Stored entries:
###

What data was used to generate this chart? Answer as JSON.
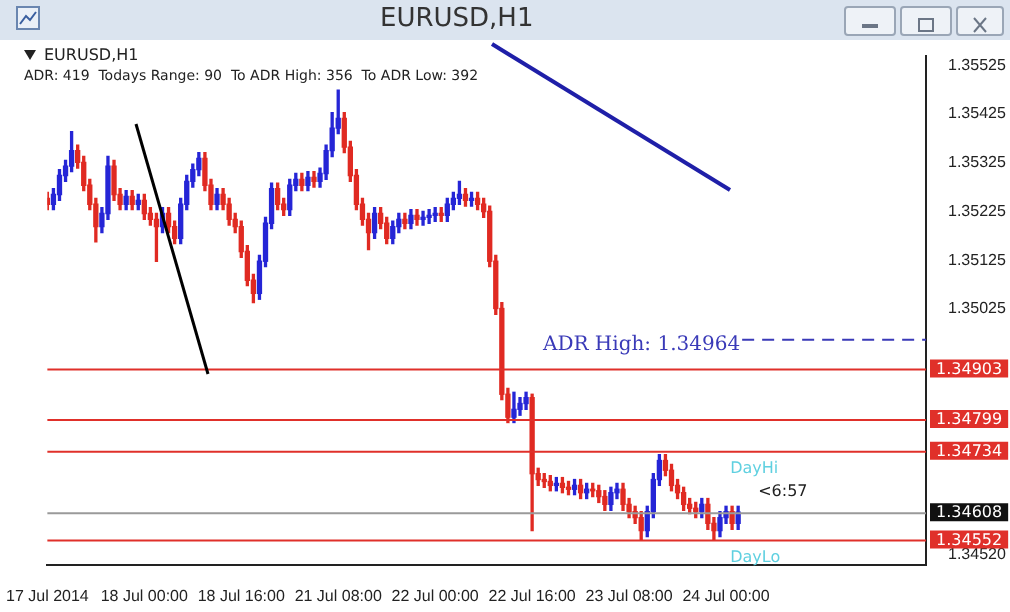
{
  "chart_data": {
    "type": "candlestick",
    "title": "EURUSD,H1",
    "subtitle": "ADR: 419  Todays Range: 90  To ADR High: 356  To ADR Low: 392",
    "categories": [
      "17 Jul 2014",
      null,
      null,
      null,
      null,
      null,
      null,
      null,
      null,
      null,
      null,
      null,
      null,
      null,
      null,
      null,
      "18 Jul 00:00",
      null,
      null,
      null,
      null,
      null,
      null,
      null,
      null,
      null,
      null,
      null,
      null,
      null,
      null,
      null,
      "18 Jul 16:00",
      null,
      null,
      null,
      null,
      null,
      null,
      null,
      null,
      null,
      null,
      null,
      null,
      null,
      null,
      null,
      "21 Jul 08:00",
      null,
      null,
      null,
      null,
      null,
      null,
      null,
      null,
      null,
      null,
      null,
      null,
      null,
      null,
      null,
      "22 Jul 00:00",
      null,
      null,
      null,
      null,
      null,
      null,
      null,
      null,
      null,
      null,
      null,
      null,
      null,
      null,
      null,
      "22 Jul 16:00",
      null,
      null,
      null,
      null,
      null,
      null,
      null,
      null,
      null,
      null,
      null,
      null,
      null,
      null,
      null,
      "23 Jul 08:00",
      null,
      null,
      null,
      null,
      null,
      null,
      null,
      null,
      null,
      null,
      null,
      null,
      null,
      null,
      null,
      "24 Jul 00:00",
      null,
      null,
      null,
      null,
      null,
      null,
      null,
      null,
      null,
      null,
      null,
      null,
      null,
      null,
      null,
      null,
      null,
      null,
      null,
      null,
      null,
      null,
      null,
      null,
      null,
      null,
      null,
      null,
      null,
      null,
      null,
      null,
      null
    ],
    "ohlc": [
      [
        1.35252,
        1.35264,
        1.35229,
        1.3524
      ],
      [
        1.3524,
        1.35272,
        1.35229,
        1.3526
      ],
      [
        1.3526,
        1.35311,
        1.35248,
        1.35299
      ],
      [
        1.35299,
        1.3533,
        1.35287,
        1.35318
      ],
      [
        1.35318,
        1.35389,
        1.35307,
        1.3535
      ],
      [
        1.3535,
        1.35361,
        1.35314,
        1.35326
      ],
      [
        1.35326,
        1.35338,
        1.35268,
        1.35279
      ],
      [
        1.35279,
        1.35291,
        1.35229,
        1.3524
      ],
      [
        1.3524,
        1.35252,
        1.35163,
        1.35194
      ],
      [
        1.35194,
        1.35233,
        1.35182,
        1.35221
      ],
      [
        1.35221,
        1.35338,
        1.35209,
        1.35318
      ],
      [
        1.35318,
        1.3533,
        1.35248,
        1.3526
      ],
      [
        1.3526,
        1.35272,
        1.35229,
        1.3524
      ],
      [
        1.3524,
        1.35268,
        1.35229,
        1.35256
      ],
      [
        1.35256,
        1.35268,
        1.35229,
        1.3524
      ],
      [
        1.3524,
        1.3526,
        1.35229,
        1.35248
      ],
      [
        1.35248,
        1.3526,
        1.35209,
        1.35221
      ],
      [
        1.35221,
        1.35233,
        1.35197,
        1.35209
      ],
      [
        1.35209,
        1.35221,
        1.35123,
        1.35194
      ],
      [
        1.35194,
        1.35233,
        1.35182,
        1.35221
      ],
      [
        1.35221,
        1.35233,
        1.35182,
        1.35194
      ],
      [
        1.35194,
        1.35205,
        1.35159,
        1.3517
      ],
      [
        1.3517,
        1.35252,
        1.35159,
        1.3524
      ],
      [
        1.3524,
        1.35299,
        1.35229,
        1.35287
      ],
      [
        1.35287,
        1.35322,
        1.35275,
        1.35311
      ],
      [
        1.35311,
        1.35346,
        1.35299,
        1.35334
      ],
      [
        1.35334,
        1.35346,
        1.35268,
        1.35279
      ],
      [
        1.35279,
        1.35291,
        1.35229,
        1.3524
      ],
      [
        1.3524,
        1.35272,
        1.35229,
        1.3526
      ],
      [
        1.3526,
        1.35272,
        1.35229,
        1.3524
      ],
      [
        1.3524,
        1.35252,
        1.35197,
        1.35209
      ],
      [
        1.35209,
        1.35221,
        1.35182,
        1.35194
      ],
      [
        1.35194,
        1.35205,
        1.35131,
        1.35143
      ],
      [
        1.35143,
        1.35155,
        1.35073,
        1.35084
      ],
      [
        1.35084,
        1.35096,
        1.35038,
        1.35057
      ],
      [
        1.35057,
        1.35135,
        1.35045,
        1.35123
      ],
      [
        1.35123,
        1.35213,
        1.35112,
        1.35201
      ],
      [
        1.35201,
        1.35283,
        1.3519,
        1.35272
      ],
      [
        1.35272,
        1.35283,
        1.35229,
        1.3524
      ],
      [
        1.3524,
        1.35252,
        1.35217,
        1.35229
      ],
      [
        1.35229,
        1.35291,
        1.35217,
        1.35279
      ],
      [
        1.35279,
        1.35303,
        1.35268,
        1.35291
      ],
      [
        1.35291,
        1.35303,
        1.35268,
        1.35279
      ],
      [
        1.35279,
        1.35307,
        1.35268,
        1.35295
      ],
      [
        1.35295,
        1.35307,
        1.35275,
        1.35287
      ],
      [
        1.35287,
        1.35314,
        1.35275,
        1.35303
      ],
      [
        1.35303,
        1.35361,
        1.35291,
        1.3535
      ],
      [
        1.3535,
        1.35428,
        1.35338,
        1.35396
      ],
      [
        1.35396,
        1.35474,
        1.35385,
        1.35416
      ],
      [
        1.35416,
        1.35428,
        1.35346,
        1.35357
      ],
      [
        1.35357,
        1.35369,
        1.35287,
        1.35299
      ],
      [
        1.35299,
        1.35311,
        1.35229,
        1.3524
      ],
      [
        1.3524,
        1.35252,
        1.35197,
        1.35209
      ],
      [
        1.35209,
        1.35221,
        1.35147,
        1.35182
      ],
      [
        1.35182,
        1.35233,
        1.3517,
        1.35221
      ],
      [
        1.35221,
        1.35233,
        1.3519,
        1.35201
      ],
      [
        1.35201,
        1.35213,
        1.35159,
        1.3517
      ],
      [
        1.3517,
        1.35205,
        1.35159,
        1.35194
      ],
      [
        1.35194,
        1.35221,
        1.35182,
        1.35209
      ],
      [
        1.35209,
        1.35221,
        1.3519,
        1.35201
      ],
      [
        1.35201,
        1.35229,
        1.3519,
        1.35217
      ],
      [
        1.35217,
        1.35229,
        1.35197,
        1.35209
      ],
      [
        1.35209,
        1.35225,
        1.35197,
        1.35213
      ],
      [
        1.35213,
        1.35229,
        1.35201,
        1.35217
      ],
      [
        1.35217,
        1.35233,
        1.35205,
        1.35221
      ],
      [
        1.35221,
        1.35233,
        1.35205,
        1.35217
      ],
      [
        1.35217,
        1.35252,
        1.35205,
        1.3524
      ],
      [
        1.3524,
        1.35264,
        1.35229,
        1.35252
      ],
      [
        1.35252,
        1.35287,
        1.3524,
        1.3526
      ],
      [
        1.3526,
        1.35272,
        1.35236,
        1.35248
      ],
      [
        1.35248,
        1.35264,
        1.35236,
        1.35252
      ],
      [
        1.35252,
        1.35264,
        1.35229,
        1.3524
      ],
      [
        1.3524,
        1.35252,
        1.35213,
        1.35225
      ],
      [
        1.35225,
        1.35236,
        1.35112,
        1.35123
      ],
      [
        1.35123,
        1.35135,
        1.35014,
        1.35026
      ],
      [
        1.35026,
        1.35038,
        1.34839,
        1.3485
      ],
      [
        1.3485,
        1.34862,
        1.34792,
        1.34803
      ],
      [
        1.34803,
        1.34854,
        1.34792,
        1.34819
      ],
      [
        1.34819,
        1.34843,
        1.34807,
        1.34831
      ],
      [
        1.34831,
        1.34854,
        1.34819,
        1.34843
      ],
      [
        1.34843,
        1.3485,
        1.3457,
        1.34687
      ],
      [
        1.34687,
        1.34698,
        1.34663,
        1.34675
      ],
      [
        1.34675,
        1.34687,
        1.34659,
        1.34671
      ],
      [
        1.34671,
        1.34683,
        1.34652,
        1.34663
      ],
      [
        1.34663,
        1.34679,
        1.34652,
        1.34667
      ],
      [
        1.34667,
        1.34679,
        1.34648,
        1.34659
      ],
      [
        1.34659,
        1.34671,
        1.34644,
        1.34655
      ],
      [
        1.34655,
        1.34675,
        1.34644,
        1.34663
      ],
      [
        1.34663,
        1.34675,
        1.34636,
        1.34648
      ],
      [
        1.34648,
        1.34667,
        1.34636,
        1.34655
      ],
      [
        1.34655,
        1.34667,
        1.3464,
        1.34652
      ],
      [
        1.34652,
        1.34663,
        1.34628,
        1.3464
      ],
      [
        1.3464,
        1.34652,
        1.34612,
        1.34624
      ],
      [
        1.34624,
        1.34659,
        1.34612,
        1.34648
      ],
      [
        1.34648,
        1.34667,
        1.34636,
        1.34655
      ],
      [
        1.34655,
        1.34667,
        1.34612,
        1.34624
      ],
      [
        1.34624,
        1.34636,
        1.34597,
        1.34609
      ],
      [
        1.34609,
        1.3462,
        1.34585,
        1.34597
      ],
      [
        1.34597,
        1.34609,
        1.3455,
        1.3457
      ],
      [
        1.3457,
        1.3462,
        1.34558,
        1.34609
      ],
      [
        1.34609,
        1.34687,
        1.34597,
        1.34675
      ],
      [
        1.34675,
        1.34726,
        1.34663,
        1.34714
      ],
      [
        1.34714,
        1.34726,
        1.34683,
        1.34694
      ],
      [
        1.34694,
        1.34706,
        1.34652,
        1.34663
      ],
      [
        1.34663,
        1.34675,
        1.34636,
        1.34648
      ],
      [
        1.34648,
        1.34659,
        1.34612,
        1.34624
      ],
      [
        1.34624,
        1.34636,
        1.34605,
        1.34616
      ],
      [
        1.34616,
        1.34628,
        1.34597,
        1.34609
      ],
      [
        1.34609,
        1.34636,
        1.34597,
        1.34624
      ],
      [
        1.34624,
        1.34636,
        1.34573,
        1.34585
      ],
      [
        1.34585,
        1.34597,
        1.3455,
        1.3457
      ],
      [
        1.3457,
        1.34609,
        1.34558,
        1.34597
      ],
      [
        1.34597,
        1.3462,
        1.34585,
        1.34609
      ],
      [
        1.34609,
        1.3462,
        1.34573,
        1.34585
      ],
      [
        1.34585,
        1.3462,
        1.34573,
        1.34608
      ],
      null,
      null,
      null,
      null,
      null,
      null,
      null,
      null,
      null,
      null,
      null,
      null,
      null,
      null,
      null,
      null,
      null,
      null,
      null,
      null,
      null,
      null,
      null,
      null,
      null,
      null,
      null,
      null,
      null,
      null,
      null
    ],
    "ylim": [
      1.345,
      1.35545
    ],
    "yticks": [
      1.35525,
      1.35425,
      1.35325,
      1.35225,
      1.35125,
      1.35025,
      {
        "value": 1.3452,
        "label": "1.34520"
      }
    ],
    "ref_lines": [
      {
        "axis": "y",
        "value": 1.34903,
        "label": "1.34903",
        "color": "#e0302a"
      },
      {
        "axis": "y",
        "value": 1.34799,
        "label": "1.34799",
        "color": "#e0302a"
      },
      {
        "axis": "y",
        "value": 1.34734,
        "label": "1.34734",
        "color": "#e0302a"
      },
      {
        "axis": "y",
        "value": 1.34608,
        "label": "1.34608",
        "color": "#9a9a9a"
      },
      {
        "axis": "y",
        "value": 1.34552,
        "label": "1.34552",
        "color": "#e0302a"
      },
      {
        "axis": "y",
        "value": 1.34964,
        "label": "ADR High: 1.34964",
        "color": "#3a3ab8",
        "line_style": "dashed"
      }
    ],
    "annotations": [
      "EURUSD,H1",
      "<6:57",
      {
        "text": "DayHi",
        "y": 1.34734
      },
      {
        "text": "DayLo",
        "y": 1.34552
      }
    ]
  }
}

###

Each line in the listing above that contains "High" should be copied.

The response –
    "subtitle": "ADR: 419  Todays Range: 90  To ADR High: 356  To ADR Low: 392",
        "label": "ADR High: 1.34964",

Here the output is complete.